- Directive -
Go through the entries below and retype them exactly, omitting each picture.

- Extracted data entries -
========================================================================

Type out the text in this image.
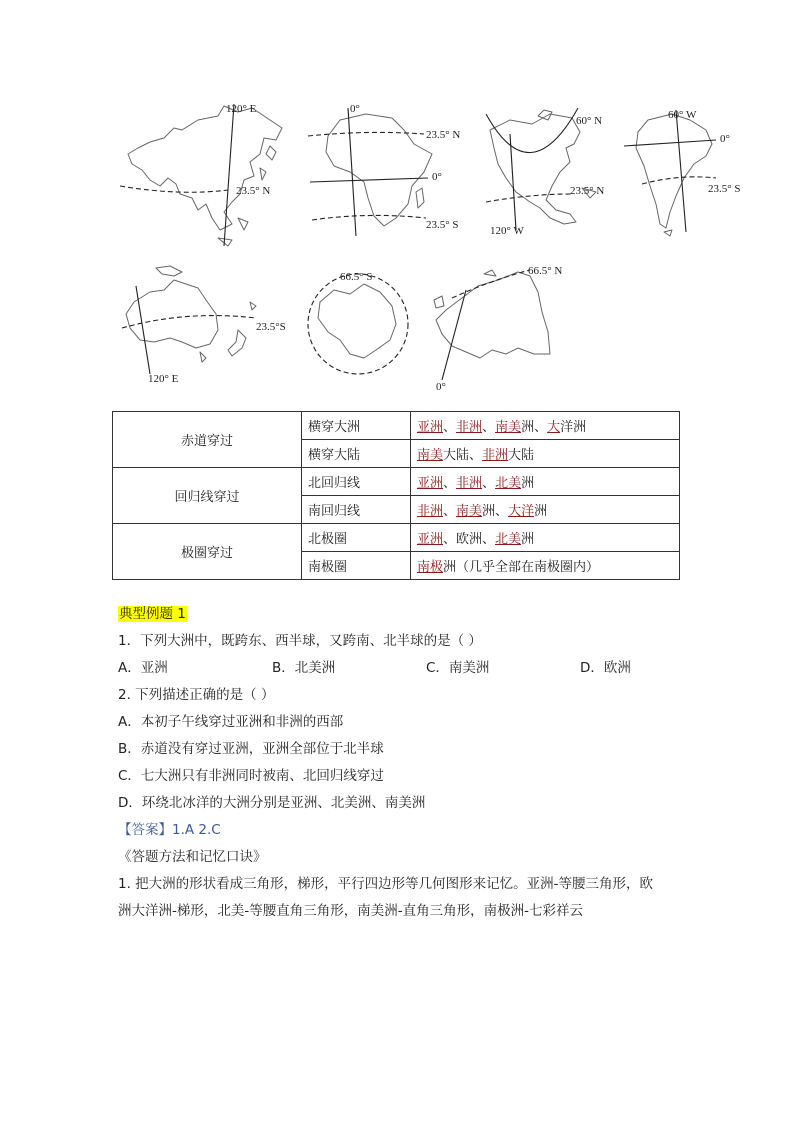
120° E
23.5° N
0°
23.5° N
0°
23.5° S
60° N
23.5° N
120° W
60° W
0°
23.5° S
23.5°S
120° E
66.5° S	66.5° N
0°
赤道穿过	横穿大洲	亚洲、非洲、南美洲、大洋洲
	横穿大陆	南美大陆、非洲大陆
回归线穿过	北回归线	亚洲、非洲、北美洲
	南回归线	非洲、南美洲、大洋洲
极圈穿过	北极圈	亚洲、欧洲、北美洲
	南极圈	南极洲（几乎全部在南极圈内）
典型例题 1
1．下列大洲中，既跨东、西半球，又跨南、北半球的是（ ）
A．亚洲	B．北美洲	C．南美洲	D．欧洲
2. 下列描述正确的是（ ）
A．本初子午线穿过亚洲和非洲的西部
B．赤道没有穿过亚洲，亚洲全部位于北半球
C．七大洲只有非洲同时被南、北回归线穿过
D．环绕北冰洋的大洲分别是亚洲、北美洲、南美洲
【答案】1.A 2.C
《答题方法和记忆口诀》
1. 把大洲的形状看成三角形，梯形，平行四边形等几何图形来记忆。亚洲-等腰三角形，欧
洲大洋洲-梯形，北美-等腰直角三角形，南美洲-直角三角形，南极洲-七彩祥云
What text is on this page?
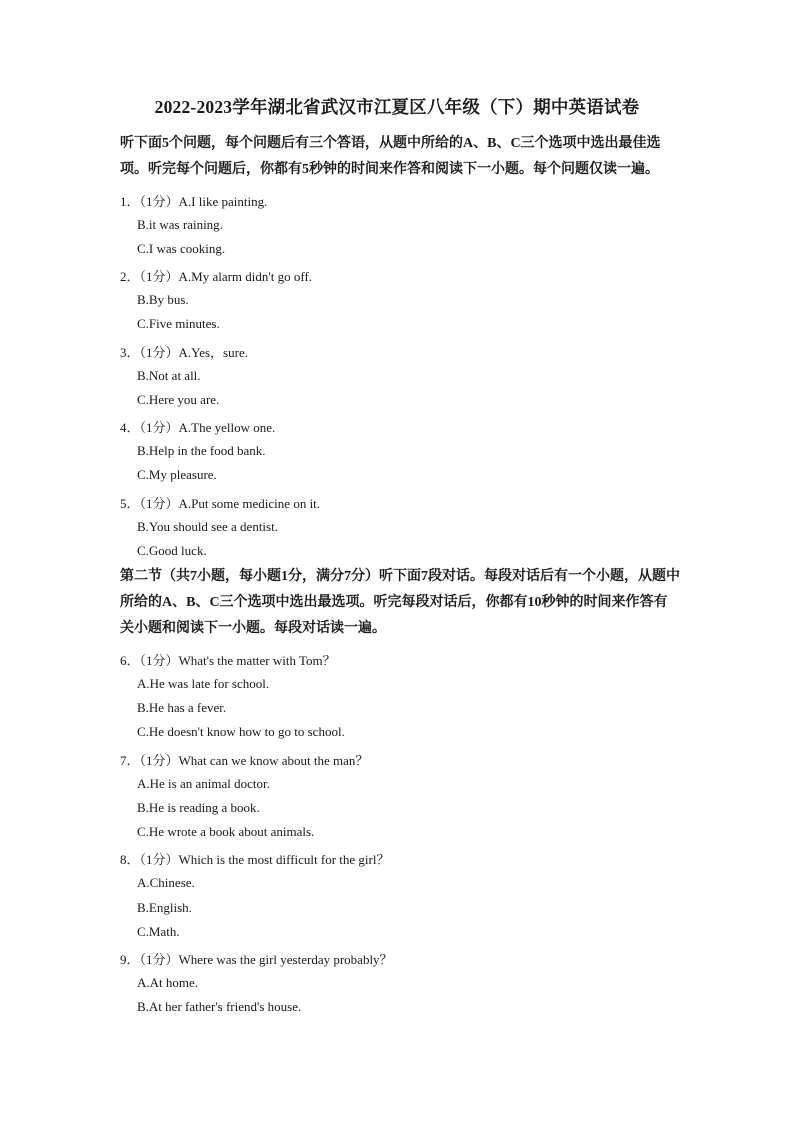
2022-2023学年湖北省武汉市江夏区八年级（下）期中英语试卷
听下面5个问题，每个问题后有三个答语，从题中所给的A、B、C三个选项中选出最佳选项。听完每个问题后，你都有5秒钟的时间来作答和阅读下一小题。每个问题仅读一遍。
1．（1分）A.I like painting.
B.it was raining.
C.I was cooking.
2．（1分）A.My alarm didn't go off.
B.By bus.
C.Five minutes.
3．（1分）A.Yes，sure.
B.Not at all.
C.Here you are.
4．（1分）A.The yellow one.
B.Help in the food bank.
C.My pleasure.
5．（1分）A.Put some medicine on it.
B.You should see a dentist.
C.Good luck.
第二节（共7小题，每小题1分，满分7分）听下面7段对话。每段对话后有一个小题，从题中所给的A、B、C三个选项中选出最选项。听完每段对话后，你都有10秒钟的时间来作答有关小题和阅读下一小题。每段对话读一遍。
6．（1分）What's the matter with Tom？
A.He was late for school.
B.He has a fever.
C.He doesn't know how to go to school.
7．（1分）What can we know about the man？
A.He is an animal doctor.
B.He is reading a book.
C.He wrote a book about animals.
8．（1分）Which is the most difficult for the girl？
A.Chinese.
B.English.
C.Math.
9．（1分）Where was the girl yesterday probably？
A.At home.
B.At her father's friend's house.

========================================================================

- Answer for this exercise -
Type out the text in this image.
120° E
23.5° N
0°
23.5° N
0°
23.5° S
60° N
23.5° N
120° W
60° W
0°
23.5° S
23.5°S
120° E
66.5° S	66.5° N
0°
赤道穿过	横穿大洲	亚洲、非洲、南美洲、大洋洲
	横穿大陆	南美大陆、非洲大陆
回归线穿过	北回归线	亚洲、非洲、北美洲
	南回归线	非洲、南美洲、大洋洲
极圈穿过	北极圈	亚洲、欧洲、北美洲
	南极圈	南极洲（几乎全部在南极圈内）
典型例题 1
1．下列大洲中，既跨东、西半球，又跨南、北半球的是（ ）
A．亚洲	B．北美洲	C．南美洲	D．欧洲
2. 下列描述正确的是（ ）
A．本初子午线穿过亚洲和非洲的西部
B．赤道没有穿过亚洲，亚洲全部位于北半球
C．七大洲只有非洲同时被南、北回归线穿过
D．环绕北冰洋的大洲分别是亚洲、北美洲、南美洲
【答案】1.A 2.C
《答题方法和记忆口诀》
1. 把大洲的形状看成三角形，梯形，平行四边形等几何图形来记忆。亚洲-等腰三角形，欧
洲大洋洲-梯形，北美-等腰直角三角形，南美洲-直角三角形，南极洲-七彩祥云
What text is on this page?
2022-2023学年湖北省武汉市江夏区八年级（下）期中英语试卷
听下面5个问题，每个问题后有三个答语，从题中所给的A、B、C三个选项中选出最佳选项。听完每个问题后，你都有5秒钟的时间来作答和阅读下一小题。每个问题仅读一遍。
1．（1分）A.I like painting.
B.it was raining.
C.I was cooking.
2．（1分）A.My alarm didn't go off.
B.By bus.
C.Five minutes.
3．（1分）A.Yes，sure.
B.Not at all.
C.Here you are.
4．（1分）A.The yellow one.
B.Help in the food bank.
C.My pleasure.
5．（1分）A.Put some medicine on it.
B.You should see a dentist.
C.Good luck.
第二节（共7小题，每小题1分，满分7分）听下面7段对话。每段对话后有一个小题，从题中所给的A、B、C三个选项中选出最选项。听完每段对话后，你都有10秒钟的时间来作答有关小题和阅读下一小题。每段对话读一遍。
6．（1分）What's the matter with Tom？
A.He was late for school.
B.He has a fever.
C.He doesn't know how to go to school.
7．（1分）What can we know about the man？
A.He is an animal doctor.
B.He is reading a book.
C.He wrote a book about animals.
8．（1分）Which is the most difficult for the girl？
A.Chinese.
B.English.
C.Math.
9．（1分）Where was the girl yesterday probably？
A.At home.
B.At her father's friend's house.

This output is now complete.